Supplied information
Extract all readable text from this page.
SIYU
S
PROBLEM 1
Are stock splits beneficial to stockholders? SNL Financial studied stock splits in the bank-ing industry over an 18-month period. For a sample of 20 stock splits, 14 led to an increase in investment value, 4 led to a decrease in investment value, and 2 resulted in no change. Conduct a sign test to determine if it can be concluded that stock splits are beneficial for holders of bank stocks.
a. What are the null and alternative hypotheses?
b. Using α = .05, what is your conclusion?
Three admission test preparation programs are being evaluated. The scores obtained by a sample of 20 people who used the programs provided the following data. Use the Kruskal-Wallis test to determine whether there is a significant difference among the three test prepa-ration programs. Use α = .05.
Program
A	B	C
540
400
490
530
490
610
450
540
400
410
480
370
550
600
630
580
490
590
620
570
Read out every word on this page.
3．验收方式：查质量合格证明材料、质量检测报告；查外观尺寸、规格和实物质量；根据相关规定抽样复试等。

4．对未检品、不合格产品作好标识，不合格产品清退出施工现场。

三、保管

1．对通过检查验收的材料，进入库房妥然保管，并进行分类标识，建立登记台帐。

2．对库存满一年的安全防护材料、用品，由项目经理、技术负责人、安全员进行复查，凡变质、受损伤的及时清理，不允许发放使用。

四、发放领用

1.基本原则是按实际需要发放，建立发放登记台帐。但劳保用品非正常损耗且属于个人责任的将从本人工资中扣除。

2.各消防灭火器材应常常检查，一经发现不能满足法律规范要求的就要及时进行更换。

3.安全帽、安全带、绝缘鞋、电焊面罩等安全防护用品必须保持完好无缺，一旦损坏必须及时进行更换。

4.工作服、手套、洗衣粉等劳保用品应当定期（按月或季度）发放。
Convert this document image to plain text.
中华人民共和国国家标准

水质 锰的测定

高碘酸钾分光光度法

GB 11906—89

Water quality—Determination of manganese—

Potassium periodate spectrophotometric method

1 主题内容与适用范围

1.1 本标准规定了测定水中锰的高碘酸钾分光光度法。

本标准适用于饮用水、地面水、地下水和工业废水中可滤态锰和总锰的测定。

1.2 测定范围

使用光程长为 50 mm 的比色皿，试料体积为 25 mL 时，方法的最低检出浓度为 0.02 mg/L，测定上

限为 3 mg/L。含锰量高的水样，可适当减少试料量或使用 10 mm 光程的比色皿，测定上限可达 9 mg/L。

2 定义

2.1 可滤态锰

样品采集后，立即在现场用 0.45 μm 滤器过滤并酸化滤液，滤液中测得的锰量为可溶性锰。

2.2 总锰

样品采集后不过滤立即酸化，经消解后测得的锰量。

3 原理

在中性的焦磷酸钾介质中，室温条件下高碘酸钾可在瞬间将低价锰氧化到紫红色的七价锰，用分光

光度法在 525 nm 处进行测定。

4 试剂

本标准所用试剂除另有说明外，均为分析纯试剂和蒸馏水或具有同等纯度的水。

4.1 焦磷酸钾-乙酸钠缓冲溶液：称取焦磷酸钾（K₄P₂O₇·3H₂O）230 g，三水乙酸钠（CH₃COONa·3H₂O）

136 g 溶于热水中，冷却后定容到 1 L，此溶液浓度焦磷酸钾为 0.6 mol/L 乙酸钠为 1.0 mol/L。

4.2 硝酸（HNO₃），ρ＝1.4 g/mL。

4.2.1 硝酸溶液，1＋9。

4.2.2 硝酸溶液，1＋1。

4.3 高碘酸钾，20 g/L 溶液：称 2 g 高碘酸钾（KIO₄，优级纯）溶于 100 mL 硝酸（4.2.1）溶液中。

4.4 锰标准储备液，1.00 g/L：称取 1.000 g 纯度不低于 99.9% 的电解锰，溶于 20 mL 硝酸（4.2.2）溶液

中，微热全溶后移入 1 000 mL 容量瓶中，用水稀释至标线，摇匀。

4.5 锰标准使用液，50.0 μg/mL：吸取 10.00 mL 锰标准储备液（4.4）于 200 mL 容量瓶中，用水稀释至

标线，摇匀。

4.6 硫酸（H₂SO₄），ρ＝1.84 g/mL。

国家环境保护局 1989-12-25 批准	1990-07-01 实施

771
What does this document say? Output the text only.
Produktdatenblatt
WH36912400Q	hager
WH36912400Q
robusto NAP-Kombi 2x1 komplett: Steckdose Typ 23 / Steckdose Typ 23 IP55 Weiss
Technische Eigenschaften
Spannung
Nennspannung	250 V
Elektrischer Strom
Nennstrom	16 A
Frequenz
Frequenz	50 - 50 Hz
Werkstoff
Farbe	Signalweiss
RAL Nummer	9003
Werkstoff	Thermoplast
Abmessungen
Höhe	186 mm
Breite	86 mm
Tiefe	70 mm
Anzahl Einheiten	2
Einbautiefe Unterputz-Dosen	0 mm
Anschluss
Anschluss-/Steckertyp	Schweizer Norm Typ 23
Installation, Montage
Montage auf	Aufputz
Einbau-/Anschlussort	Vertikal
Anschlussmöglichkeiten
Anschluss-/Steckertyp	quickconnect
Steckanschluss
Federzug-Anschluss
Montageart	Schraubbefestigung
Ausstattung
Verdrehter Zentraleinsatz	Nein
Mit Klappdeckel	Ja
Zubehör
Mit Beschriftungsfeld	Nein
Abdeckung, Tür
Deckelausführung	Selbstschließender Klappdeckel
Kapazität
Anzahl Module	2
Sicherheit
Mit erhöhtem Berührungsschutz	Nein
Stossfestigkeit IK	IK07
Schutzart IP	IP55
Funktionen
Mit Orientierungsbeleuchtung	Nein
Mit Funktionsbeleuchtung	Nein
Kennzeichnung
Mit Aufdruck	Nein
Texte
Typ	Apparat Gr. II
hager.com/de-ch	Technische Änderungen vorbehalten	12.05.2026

Given task
Repeat all entries. Match them exactly.

Output of the exercise
Extract all readable text from this page.
SIYU
S
PROBLEM 1
Are stock splits beneficial to stockholders? SNL Financial studied stock splits in the bank-ing industry over an 18-month period. For a sample of 20 stock splits, 14 led to an increase in investment value, 4 led to a decrease in investment value, and 2 resulted in no change. Conduct a sign test to determine if it can be concluded that stock splits are beneficial for holders of bank stocks.
a. What are the null and alternative hypotheses?
b. Using α = .05, what is your conclusion?
Three admission test preparation programs are being evaluated. The scores obtained by a sample of 20 people who used the programs provided the following data. Use the Kruskal-Wallis test to determine whether there is a significant difference among the three test prepa-ration programs. Use α = .05.
Program
A	B	C
540
400
490
530
490
610
450
540
400
410
480
370
550
600
630
580
490
590
620
570
Read out every word on this page.
3．验收方式：查质量合格证明材料、质量检测报告；查外观尺寸、规格和实物质量；根据相关规定抽样复试等。

4．对未检品、不合格产品作好标识，不合格产品清退出施工现场。

三、保管

1．对通过检查验收的材料，进入库房妥然保管，并进行分类标识，建立登记台帐。

2．对库存满一年的安全防护材料、用品，由项目经理、技术负责人、安全员进行复查，凡变质、受损伤的及时清理，不允许发放使用。

四、发放领用

1.基本原则是按实际需要发放，建立发放登记台帐。但劳保用品非正常损耗且属于个人责任的将从本人工资中扣除。

2.各消防灭火器材应常常检查，一经发现不能满足法律规范要求的就要及时进行更换。

3.安全帽、安全带、绝缘鞋、电焊面罩等安全防护用品必须保持完好无缺，一旦损坏必须及时进行更换。

4.工作服、手套、洗衣粉等劳保用品应当定期（按月或季度）发放。
Convert this document image to plain text.
中华人民共和国国家标准

水质 锰的测定

高碘酸钾分光光度法

GB 11906—89

Water quality—Determination of manganese—

Potassium periodate spectrophotometric method

1 主题内容与适用范围

1.1 本标准规定了测定水中锰的高碘酸钾分光光度法。

本标准适用于饮用水、地面水、地下水和工业废水中可滤态锰和总锰的测定。

1.2 测定范围

使用光程长为 50 mm 的比色皿，试料体积为 25 mL 时，方法的最低检出浓度为 0.02 mg/L，测定上

限为 3 mg/L。含锰量高的水样，可适当减少试料量或使用 10 mm 光程的比色皿，测定上限可达 9 mg/L。

2 定义

2.1 可滤态锰

样品采集后，立即在现场用 0.45 μm 滤器过滤并酸化滤液，滤液中测得的锰量为可溶性锰。

2.2 总锰

样品采集后不过滤立即酸化，经消解后测得的锰量。

3 原理

在中性的焦磷酸钾介质中，室温条件下高碘酸钾可在瞬间将低价锰氧化到紫红色的七价锰，用分光

光度法在 525 nm 处进行测定。

4 试剂

本标准所用试剂除另有说明外，均为分析纯试剂和蒸馏水或具有同等纯度的水。

4.1 焦磷酸钾-乙酸钠缓冲溶液：称取焦磷酸钾（K₄P₂O₇·3H₂O）230 g，三水乙酸钠（CH₃COONa·3H₂O）

136 g 溶于热水中，冷却后定容到 1 L，此溶液浓度焦磷酸钾为 0.6 mol/L 乙酸钠为 1.0 mol/L。

4.2 硝酸（HNO₃），ρ＝1.4 g/mL。

4.2.1 硝酸溶液，1＋9。

4.2.2 硝酸溶液，1＋1。

4.3 高碘酸钾，20 g/L 溶液：称 2 g 高碘酸钾（KIO₄，优级纯）溶于 100 mL 硝酸（4.2.1）溶液中。

4.4 锰标准储备液，1.00 g/L：称取 1.000 g 纯度不低于 99.9% 的电解锰，溶于 20 mL 硝酸（4.2.2）溶液

中，微热全溶后移入 1 000 mL 容量瓶中，用水稀释至标线，摇匀。

4.5 锰标准使用液，50.0 μg/mL：吸取 10.00 mL 锰标准储备液（4.4）于 200 mL 容量瓶中，用水稀释至

标线，摇匀。

4.6 硫酸（H₂SO₄），ρ＝1.84 g/mL。

国家环境保护局 1989-12-25 批准	1990-07-01 实施

771
What does this document say? Output the text only.
Produktdatenblatt
WH36912400Q	hager
WH36912400Q
robusto NAP-Kombi 2x1 komplett: Steckdose Typ 23 / Steckdose Typ 23 IP55 Weiss
Technische Eigenschaften
Spannung
Nennspannung	250 V
Elektrischer Strom
Nennstrom	16 A
Frequenz
Frequenz	50 - 50 Hz
Werkstoff
Farbe	Signalweiss
RAL Nummer	9003
Werkstoff	Thermoplast
Abmessungen
Höhe	186 mm
Breite	86 mm
Tiefe	70 mm
Anzahl Einheiten	2
Einbautiefe Unterputz-Dosen	0 mm
Anschluss
Anschluss-/Steckertyp	Schweizer Norm Typ 23
Installation, Montage
Montage auf	Aufputz
Einbau-/Anschlussort	Vertikal
Anschlussmöglichkeiten
Anschluss-/Steckertyp	quickconnect
Steckanschluss
Federzug-Anschluss
Montageart	Schraubbefestigung
Ausstattung
Verdrehter Zentraleinsatz	Nein
Mit Klappdeckel	Ja
Zubehör
Mit Beschriftungsfeld	Nein
Abdeckung, Tür
Deckelausführung	Selbstschließender Klappdeckel
Kapazität
Anzahl Module	2
Sicherheit
Mit erhöhtem Berührungsschutz	Nein
Stossfestigkeit IK	IK07
Schutzart IP	IP55
Funktionen
Mit Orientierungsbeleuchtung	Nein
Mit Funktionsbeleuchtung	Nein
Kennzeichnung
Mit Aufdruck	Nein
Texte
Typ	Apparat Gr. II
hager.com/de-ch	Technische Änderungen vorbehalten	12.05.2026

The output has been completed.